=== EXERCISE AIM ===
The listing below must be repeated word for word, with its images excluded.
** Begin INPUT **
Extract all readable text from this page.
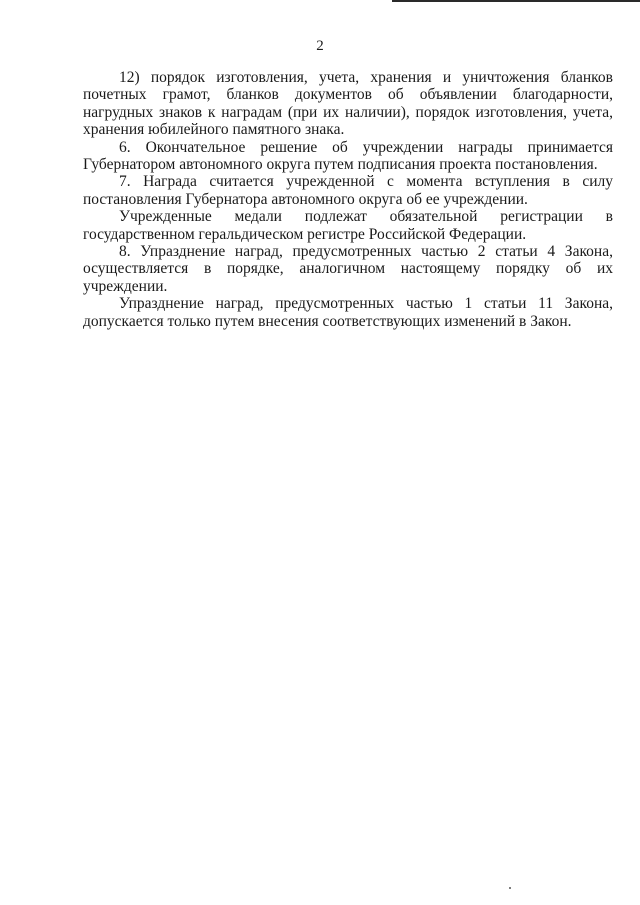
2

12) порядок изготовления, учета, хранения и уничтожения бланков почетных грамот, бланков документов об объявлении благодарности, нагрудных знаков к наградам (при их наличии), порядок изготовления, учета, хранения юбилейного памятного знака.

6. Окончательное решение об учреждении награды принимается Губернатором автономного округа путем подписания проекта постановления.

7. Награда считается учрежденной с момента вступления в силу постановления Губернатора автономного округа об ее учреждении.

Учрежденные медали подлежат обязательной регистрации в государственном геральдическом регистре Российской Федерации.

8. Упразднение наград, предусмотренных частью 2 статьи 4 Закона, осуществляется в порядке, аналогичном настоящему порядку об их учреждении.

Упразднение наград, предусмотренных частью 1 статьи 11 Закона, допускается только путем внесения соответствующих изменений в Закон.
** End INPUT **
=== RIGHT ANSWER ===
Extract all readable text from this page.
2

12) порядок изготовления, учета, хранения и уничтожения бланков почетных грамот, бланков документов об объявлении благодарности, нагрудных знаков к наградам (при их наличии), порядок изготовления, учета, хранения юбилейного памятного знака.

6. Окончательное решение об учреждении награды принимается Губернатором автономного округа путем подписания проекта постановления.

7. Награда считается учрежденной с момента вступления в силу постановления Губернатора автономного округа об ее учреждении.

Учрежденные медали подлежат обязательной регистрации в государственном геральдическом регистре Российской Федерации.

8. Упразднение наград, предусмотренных частью 2 статьи 4 Закона, осуществляется в порядке, аналогичном настоящему порядку об их учреждении.

Упразднение наград, предусмотренных частью 1 статьи 11 Закона, допускается только путем внесения соответствующих изменений в Закон.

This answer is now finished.